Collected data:
==================================================

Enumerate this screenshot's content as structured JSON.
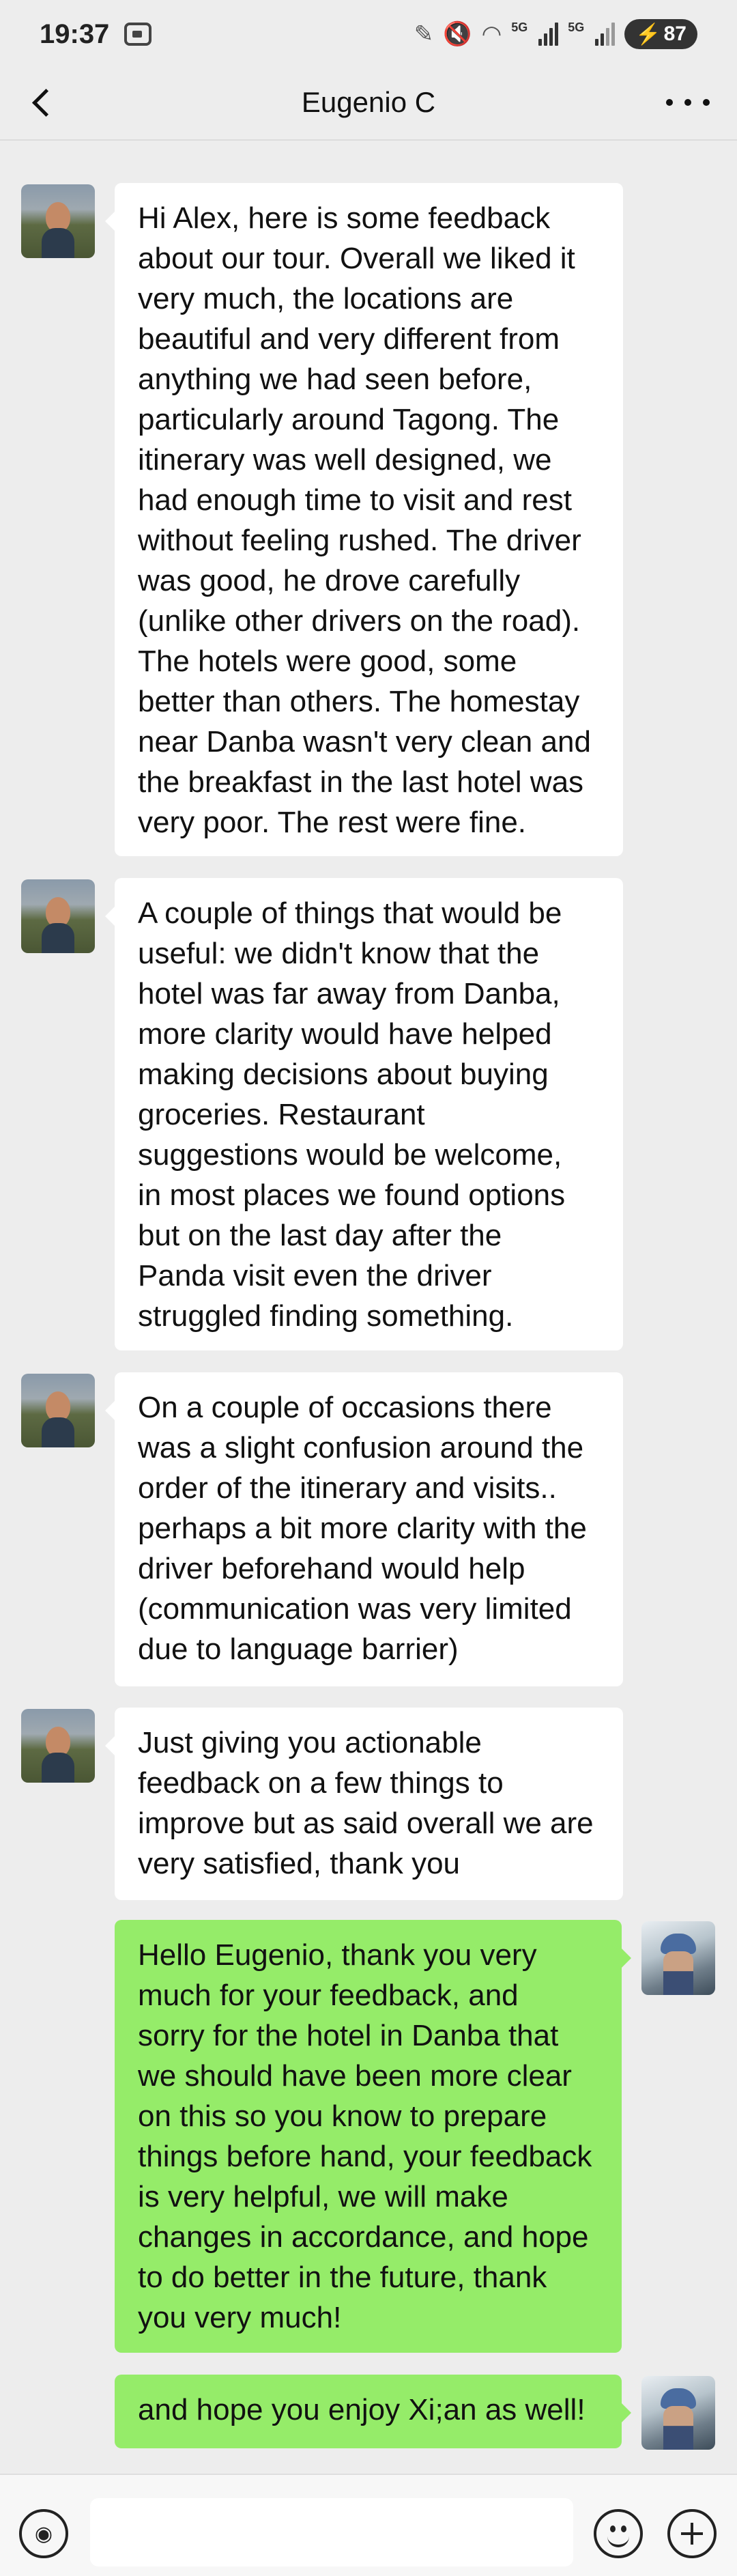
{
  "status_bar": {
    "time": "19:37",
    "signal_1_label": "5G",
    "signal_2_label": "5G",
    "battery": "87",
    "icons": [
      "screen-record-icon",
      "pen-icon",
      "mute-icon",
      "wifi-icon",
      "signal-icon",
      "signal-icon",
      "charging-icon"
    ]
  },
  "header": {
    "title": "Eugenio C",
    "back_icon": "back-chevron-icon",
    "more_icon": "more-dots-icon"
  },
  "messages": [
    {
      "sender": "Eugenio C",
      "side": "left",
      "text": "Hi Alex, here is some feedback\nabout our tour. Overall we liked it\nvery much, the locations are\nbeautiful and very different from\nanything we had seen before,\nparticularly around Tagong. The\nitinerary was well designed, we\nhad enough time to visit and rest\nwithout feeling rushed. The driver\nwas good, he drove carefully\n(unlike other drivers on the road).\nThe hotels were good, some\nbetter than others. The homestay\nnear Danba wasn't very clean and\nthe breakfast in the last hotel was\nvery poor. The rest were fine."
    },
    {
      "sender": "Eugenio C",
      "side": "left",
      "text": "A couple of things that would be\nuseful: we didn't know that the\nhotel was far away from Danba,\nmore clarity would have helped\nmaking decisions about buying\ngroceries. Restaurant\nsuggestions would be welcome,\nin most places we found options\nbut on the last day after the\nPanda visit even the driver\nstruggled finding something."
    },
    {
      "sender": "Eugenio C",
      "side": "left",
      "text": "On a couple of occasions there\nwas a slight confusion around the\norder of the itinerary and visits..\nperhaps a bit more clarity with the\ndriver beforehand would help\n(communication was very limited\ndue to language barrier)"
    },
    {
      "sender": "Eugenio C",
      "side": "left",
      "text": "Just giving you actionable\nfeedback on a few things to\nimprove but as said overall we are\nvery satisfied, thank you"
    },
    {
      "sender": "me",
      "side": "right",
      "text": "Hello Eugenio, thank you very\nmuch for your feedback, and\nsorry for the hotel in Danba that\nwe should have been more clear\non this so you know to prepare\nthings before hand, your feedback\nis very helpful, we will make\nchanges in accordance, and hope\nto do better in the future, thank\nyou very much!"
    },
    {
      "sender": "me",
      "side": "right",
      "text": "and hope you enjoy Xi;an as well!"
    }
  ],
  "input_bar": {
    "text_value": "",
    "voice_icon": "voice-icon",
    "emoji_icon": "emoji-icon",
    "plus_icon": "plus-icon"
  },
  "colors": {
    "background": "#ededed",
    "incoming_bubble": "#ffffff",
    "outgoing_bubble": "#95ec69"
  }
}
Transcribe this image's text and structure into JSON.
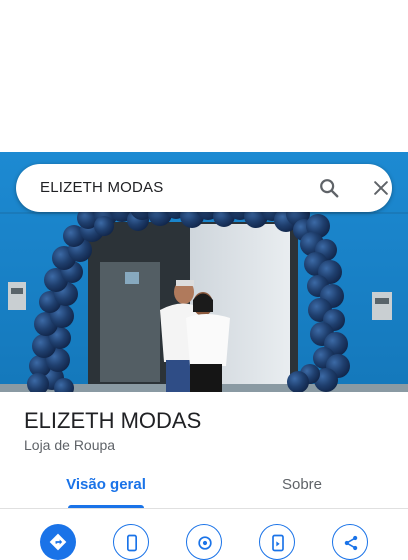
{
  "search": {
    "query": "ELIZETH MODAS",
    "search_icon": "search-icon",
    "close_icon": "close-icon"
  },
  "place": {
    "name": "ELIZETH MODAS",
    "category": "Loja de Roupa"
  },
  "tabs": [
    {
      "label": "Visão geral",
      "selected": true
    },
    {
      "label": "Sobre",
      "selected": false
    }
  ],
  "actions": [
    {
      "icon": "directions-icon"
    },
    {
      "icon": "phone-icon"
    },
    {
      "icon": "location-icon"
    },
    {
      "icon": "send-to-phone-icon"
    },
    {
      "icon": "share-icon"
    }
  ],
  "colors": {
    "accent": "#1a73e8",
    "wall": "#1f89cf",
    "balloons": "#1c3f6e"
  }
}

==================================================

What the task asks: In the entries above, find lines with "hope" and copy each.

Output of the exercise:
      "text": "Hello Eugenio, thank you very\nmuch for your feedback, and\nsorry for the hotel in Danba that\nwe should have been more clear\non this so you know to prepare\nthings before hand, your feedback\nis very helpful, we will make\nchanges in accordance, and hope\nto do better in the future, thank\nyou very much!"
      "text": "and hope you enjoy Xi;an as well!"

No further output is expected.